• Work task: When the string "basis" is part of a line below, that line should be copied.

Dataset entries
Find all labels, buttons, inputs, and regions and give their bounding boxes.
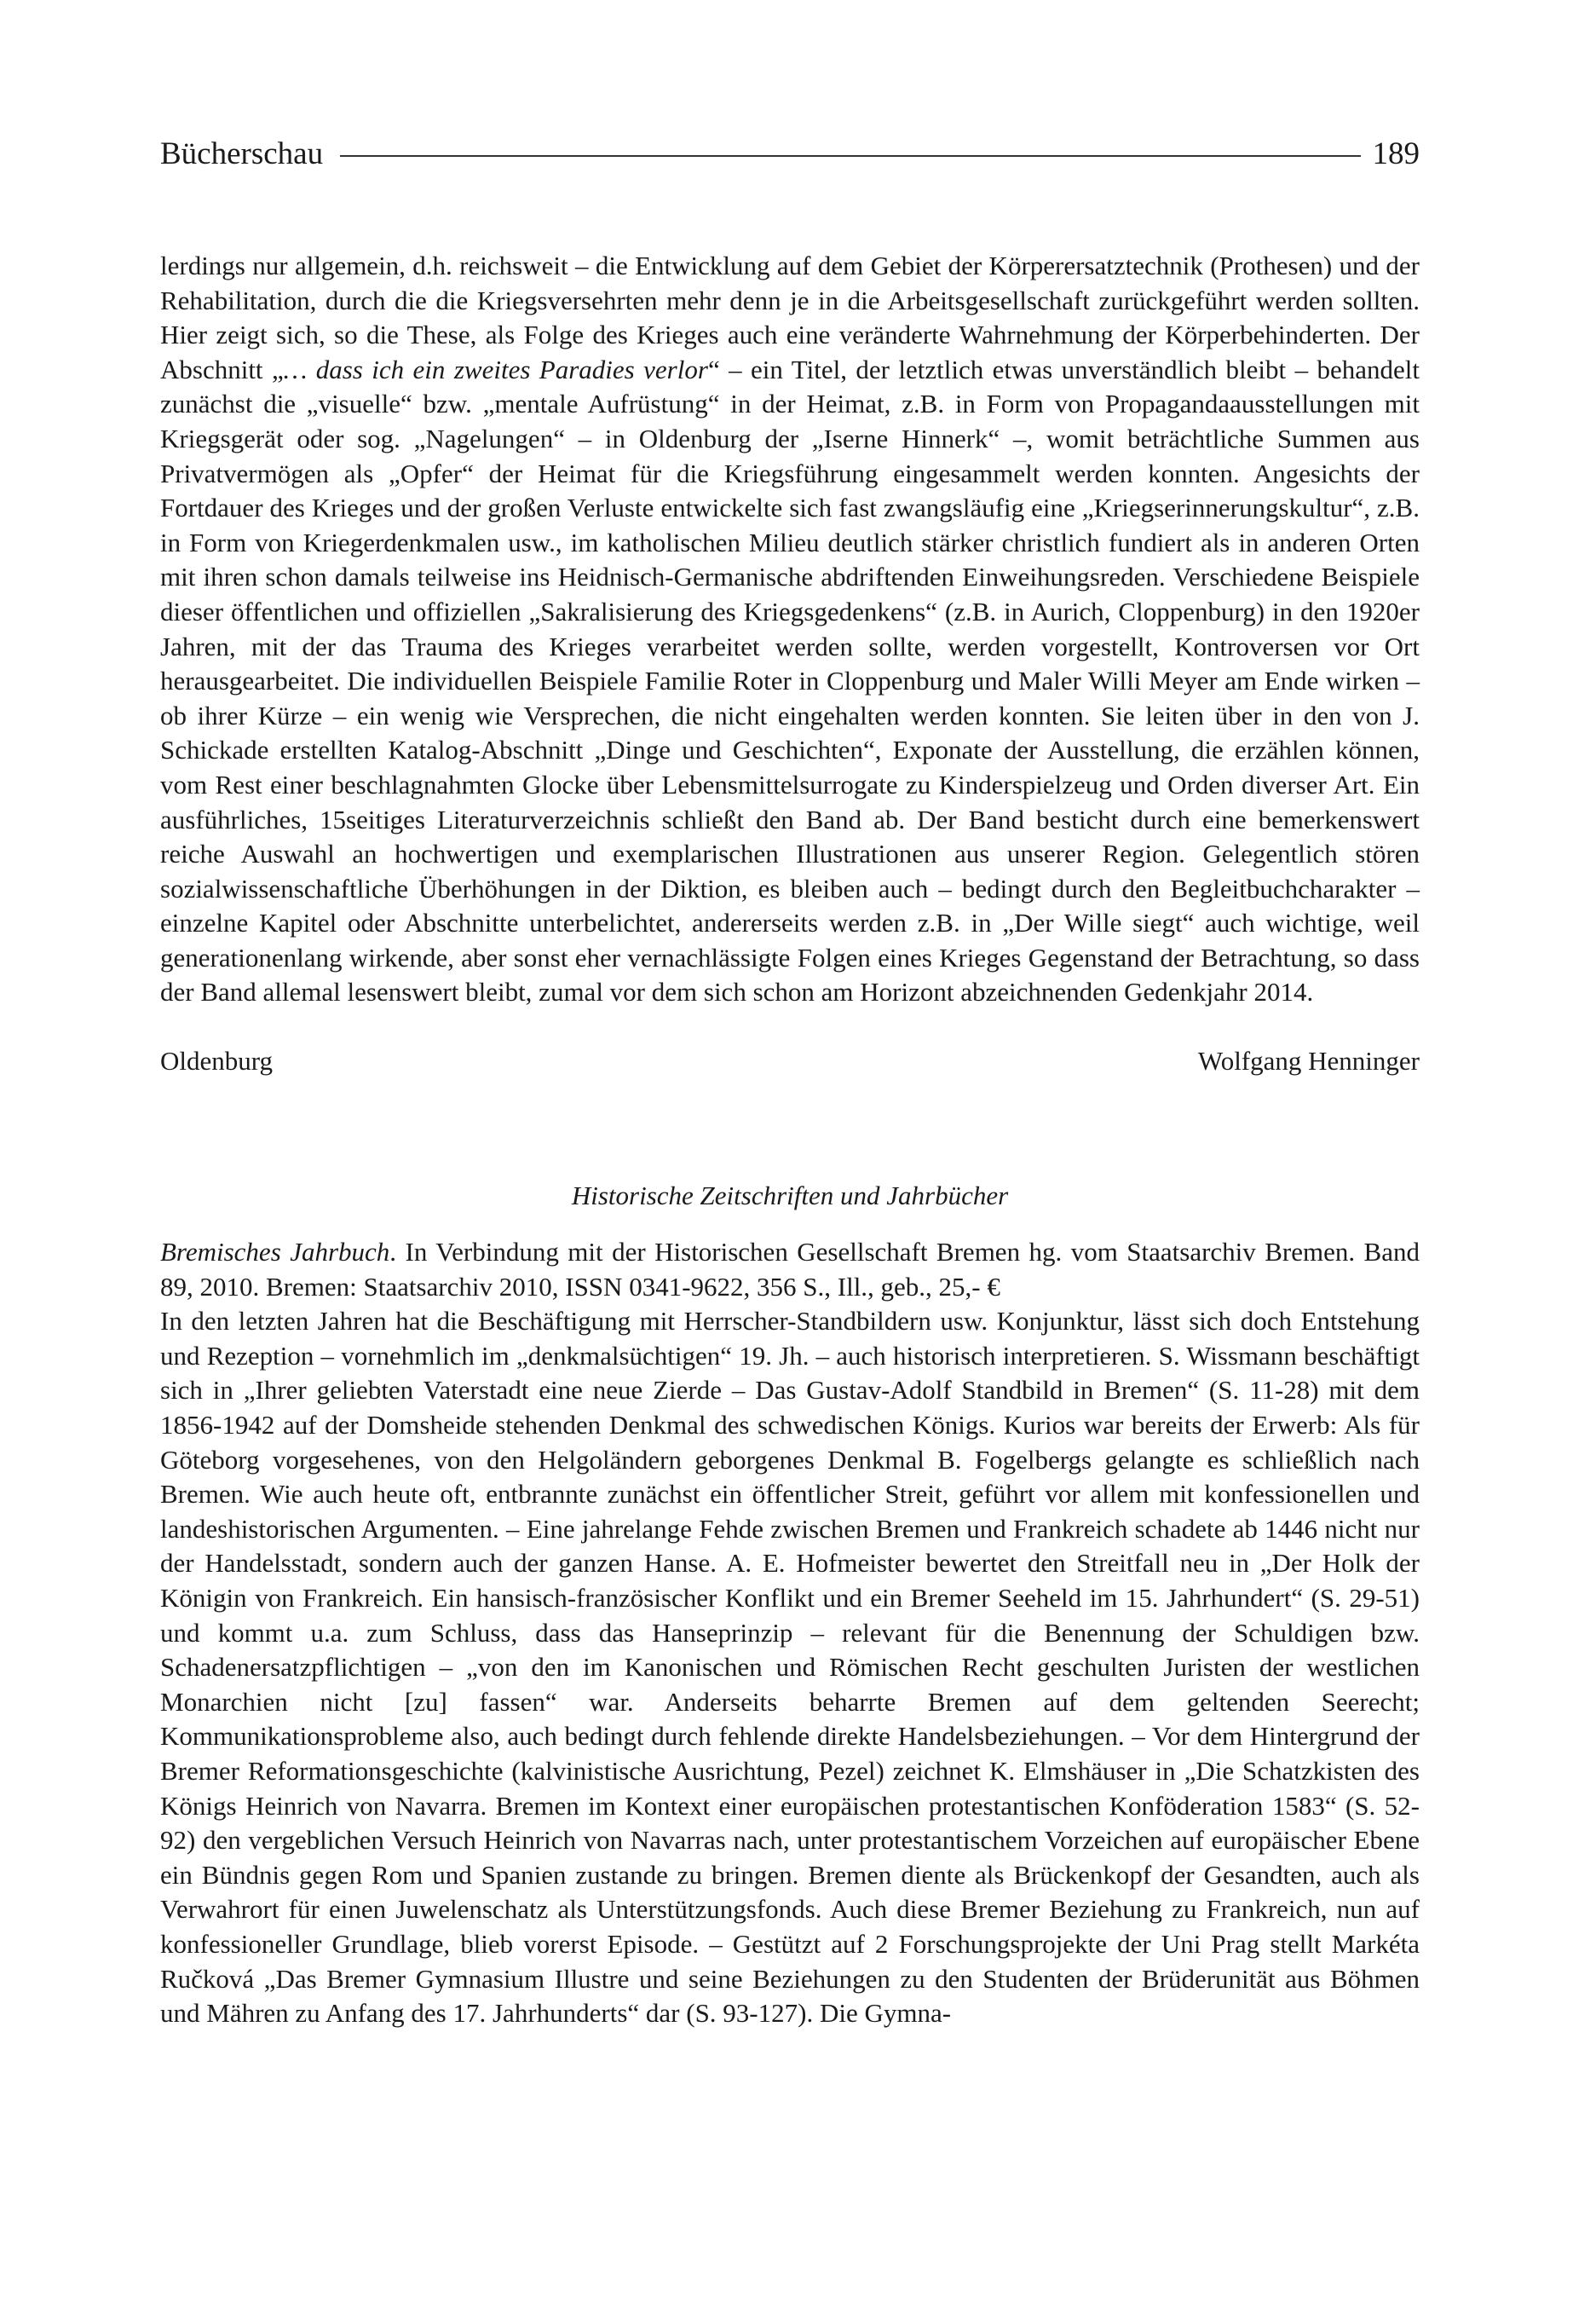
signature-author: Wolfgang Henninger bbox=[1197, 1046, 1420, 1077]
running-header bbox=[160, 128, 1420, 179]
header-rule bbox=[340, 155, 1360, 157]
review-text-part: “ – ein Titel, der letztlich etwas unverständlich bleibt – behandelt zunächst die „visuelle“ bzw. „mentale Aufrüstung“ in der Heimat, z.B. in Form von Propagandaausstellungen mit Kriegsgerät oder sog. „Nagelungen“ – in Oldenburg der „Iserne Hinnerk“ –, womit beträchtliche Summen aus Privatvermögen als „Opfer“ der Heimat für die Kriegsführung eingesammelt werden konnten. Angesichts der Fortdauer des Krieges und der großen Verluste entwickelte sich fast zwangsläufig eine „Kriegserinnerungskultur“, z.B. in Form von Kriegerdenkmalen usw., im katholischen Milieu deutlich stärker christlich fundiert als in anderen Orten mit ihren schon damals teilweise ins Heidnisch-Germanische abdriftenden Einweihungsreden. Verschiedene Beispiele dieser öffentlichen und offiziellen „Sakralisierung des Kriegsgedenkens“ (z.B. in Aurich, Cloppenburg) in den 1920er Jahren, mit der das Trauma des Krieges verarbeitet werden sollte, werden vorgestellt, Kontroversen vor Ort herausgearbeitet. Die individuellen Beispiele Familie Roter in Cloppenburg und Maler Willi Meyer am Ende wirken – ob ihrer Kürze – ein wenig wie Versprechen, die nicht eingehalten werden konnten. Sie leiten über in den von J. Schickade erstellten Katalog-Abschnitt „Dinge und Geschichten“, Exponate der Ausstellung, die erzählen können, vom Rest einer beschlagnahmten Glocke über Lebensmittelsurrogate zu Kinderspielzeug und Orden diverser Art. Ein ausführliches, 15seitiges Literaturverzeichnis schließt den Band ab. Der Band besticht durch eine bemerkenswert reiche Auswahl an hochwertigen und exemplarischen Illustrationen aus unserer Region. Gelegentlich stören sozialwissenschaftliche Überhöhungen in der Diktion, es bleiben auch – bedingt durch den Begleitbuchcharakter – einzelne Kapitel oder Abschnitte unterbelichtet, andererseits werden z.B. in „Der Wille siegt“ auch wichtige, weil generationenlang wirkende, aber sonst eher vernachlässigte Folgen eines Krieges Gegenstand der Betrachtung, so dass der Band allemal lesenswert bleibt, zumal vor dem sich schon am Horizont abzeichnenden Gedenkjahr 2014. bbox=[160, 354, 1420, 1007]
page-number: 189 bbox=[1372, 136, 1420, 171]
bibliographic-details: . In Verbindung mit der Historischen Gesellschaft Bremen hg. vom Staatsarchiv Bremen. Band 89, 2010. Bremen: Staatsarchiv 2010, ISSN 0341-9622, 356 S., Ill., geb., 25,- € bbox=[160, 1237, 1420, 1302]
running-header-title: Bücherschau bbox=[160, 136, 324, 171]
journal-title: Bremisches Jahrbuch bbox=[160, 1237, 390, 1267]
review-continuation-paragraph bbox=[160, 249, 1420, 1010]
quoted-section-title: … dass ich ein zweites Paradies verlor bbox=[283, 354, 708, 384]
review-text-part: lerdings nur allgemein, d.h. reichsweit – die Entwicklung auf dem Gebiet der Körperersatztechnik (Prothesen) und der Rehabilitation, durch die die Kriegsversehrten mehr denn je in die Arbeitsgesellschaft zurückgeführt werden sollten. Hier zeigt sich, so die These, als Folge des Krieges auch eine veränderte Wahrnehmung der Körperbehinderten. Der Abschnitt „ bbox=[160, 251, 1420, 384]
bibliographic-entry bbox=[160, 1235, 1420, 1304]
page bbox=[160, 128, 1420, 2031]
review-signature bbox=[160, 1046, 1420, 1077]
section-heading: Historische Zeitschriften und Jahrbücher bbox=[571, 1181, 1009, 1211]
signature-place: Oldenburg bbox=[160, 1046, 274, 1077]
review-paragraph: In den letzten Jahren hat die Beschäftigung mit Herrscher-Standbildern usw. Konjunktur, lässt sich doch Entstehung und Rezeption – vornehmlich im „denkmalsüchtigen“ 19. Jh. – auch historisch interpretieren. S. Wissmann beschäftigt sich in „Ihrer geliebten Vaterstadt eine neue Zierde – Das Gustav-Adolf Standbild in Bremen“ (S. 11-28) mit dem 1856-1942 auf der Domsheide stehenden Denkmal des schwedischen Königs. Kurios war bereits der Erwerb: Als für Göteborg vorgesehenes, von den Helgoländern geborgenes Denkmal B. Fogelbergs gelangte es schließlich nach Bremen. Wie auch heute oft, entbrannte zunächst ein öffentlicher Streit, geführt vor allem mit konfessionellen und landeshistorischen Argumenten. – Eine jahrelange Fehde zwischen Bremen und Frankreich schadete ab 1446 nicht nur der Handelsstadt, sondern auch der ganzen Hanse. A. E. Hofmeister bewertet den Streitfall neu in „Der Holk der Königin von Frankreich. Ein hansisch-französischer Konflikt und ein Bremer Seeheld im 15. Jahrhundert“ (S. 29-51) und kommt u.a. zum Schluss, dass das Hanseprinzip – relevant für die Benennung der Schuldigen bzw. Schadenersatzpflichtigen – „von den im Kanonischen und Römischen Recht geschulten Juristen der westlichen Monarchien nicht [zu] fassen“ war. Anderseits beharrte Bremen auf dem geltenden Seerecht; Kommunikationsprobleme also, auch bedingt durch fehlende direkte Handelsbeziehungen. – Vor dem Hintergrund der Bremer Reformationsgeschichte (kalvinistische Ausrichtung, Pezel) zeichnet K. Elmshäuser in „Die Schatzkisten des Königs Heinrich von Navarra. Bremen im Kontext einer europäischen protestantischen Konföderation 1583“ (S. 52-92) den vergeblichen Versuch Heinrich von Navarras nach, unter protestantischem Vorzeichen auf europäischer Ebene ein Bündnis gegen Rom und Spanien zustande zu bringen. Bremen diente als Brückenkopf der Gesandten, auch als Verwahrort für einen Juwelenschatz als Unterstützungsfonds. Auch diese Bremer Beziehung zu Frankreich, nun auf konfessioneller Grundlage, blieb vorerst Episode. – Gestützt auf 2 Forschungsprojekte der Uni Prag stellt Markéta Ručková „Das Bremer Gymnasium Illustre und seine Beziehungen zu den Studenten der Brüderunität aus Böhmen und Mähren zu Anfang des 17. Jahrhunderts“ dar (S. 93-127). Die Gymna- bbox=[160, 1306, 1420, 2029]
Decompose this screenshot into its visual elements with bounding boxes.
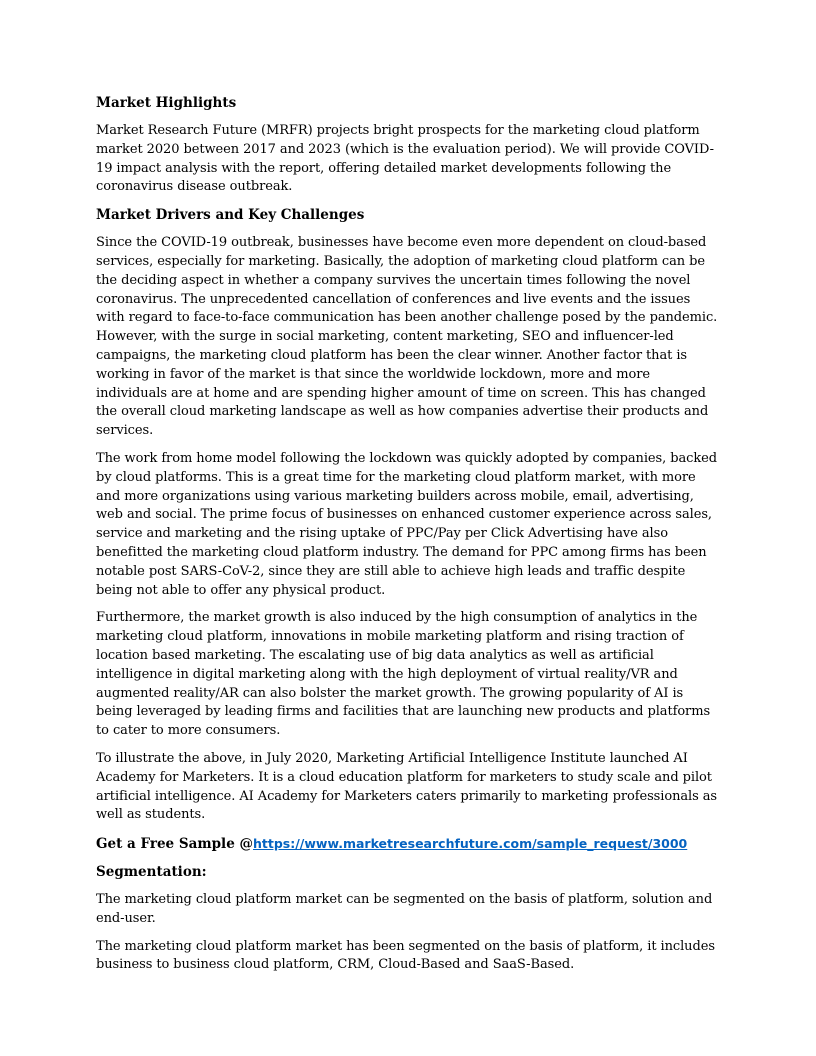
drivers-paragraph-2: The work from home model following the lockdown was quickly adopted by companies, backed by cloud platforms. This is a great time for the marketing cloud platform market, with more and more organizations using various marketing builders across mobile, email, advertising, web and social. The prime focus of businesses on enhanced customer experience across sales, service and marketing and the rising uptake of PPC/Pay per Click Advertising have also benefitted the marketing cloud platform industry. The demand for PPC among firms has been notable post SARS-CoV-2, since they are still able to achieve high leads and traffic despite being not able to offer any physical product. [96,450,717,598]
market-highlights-heading: Market Highlights [96,95,237,111]
market-highlights-paragraph: Market Research Future (MRFR) projects bright prospects for the marketing cloud platform market 2020 between 2017 and 2023 (which is the evaluation period). We will provide COVID-19 impact analysis with the report, offering detailed market developments following the coronavirus disease outbreak. [96,123,714,195]
market-drivers-heading: Market Drivers and Key Challenges [96,207,365,224]
segmentation-paragraph-1: The marketing cloud platform market can be segmented on the basis of platform, solution and end-user. [96,892,713,926]
free-sample-label: Get a Free Sample @ [96,836,253,853]
drivers-paragraph-1: Since the COVID-19 outbreak, businesses have become even more dependent on cloud-based services, especially for marketing. Basically, the adoption of marketing cloud platform can be the deciding aspect in whether a company survives the uncertain times following the novel coronavirus. The unprecedented cancellation of conferences and live events and the issues with regard to face-to-face communication has been another challenge posed by the pandemic. However, with the surge in social marketing, content marketing, SEO and influencer-led campaigns, the marketing cloud platform has been the clear winner. Another factor that is working in favor of the market is that since the worldwide lockdown, more and more individuals are at home and are spending higher amount of time on screen. This has changed the overall cloud marketing landscape as well as how companies advertise their products and services. [96,235,718,439]
drivers-paragraph-3: Furthermore, the market growth is also induced by the high consumption of analytics in the marketing cloud platform, innovations in mobile marketing platform and rising traction of location based marketing. The escalating use of big data analytics as well as artificial intelligence in digital marketing along with the high deployment of virtual reality/VR and augmented reality/AR can also bolster the market growth. The growing popularity of AI is being leveraged by leading firms and facilities that are launching new products and platforms to cater to more consumers. [96,610,711,739]
segmentation-heading: Segmentation: [96,864,207,881]
segmentation-paragraph-2: The marketing cloud platform market has been segmented on the basis of platform, it includes business to business cloud platform, CRM, Cloud-Based and SaaS-Based. [96,938,715,973]
document-page [96,94,720,984]
sample-request-link[interactable]: https://www.marketresearchfuture.com/sample_request/3000 [252,836,688,852]
drivers-paragraph-4: To illustrate the above, in July 2020, Marketing Artificial Intelligence Institute launched AI Academy for Marketers. It is a cloud education platform for marketers to study scale and pilot artificial intelligence. AI Academy for Marketers caters primarily to marketing professionals as well as students. [96,750,718,823]
free-sample-line [96,834,720,854]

• Response:
segmentation-paragraph-1: The marketing cloud platform market can be segmented on the basis of platform, solution and end-user. [96,892,713,926]
segmentation-paragraph-2: The marketing cloud platform market has been segmented on the basis of platform, it includes business to business cloud platform, CRM, Cloud-Based and SaaS-Based. [96,938,715,973]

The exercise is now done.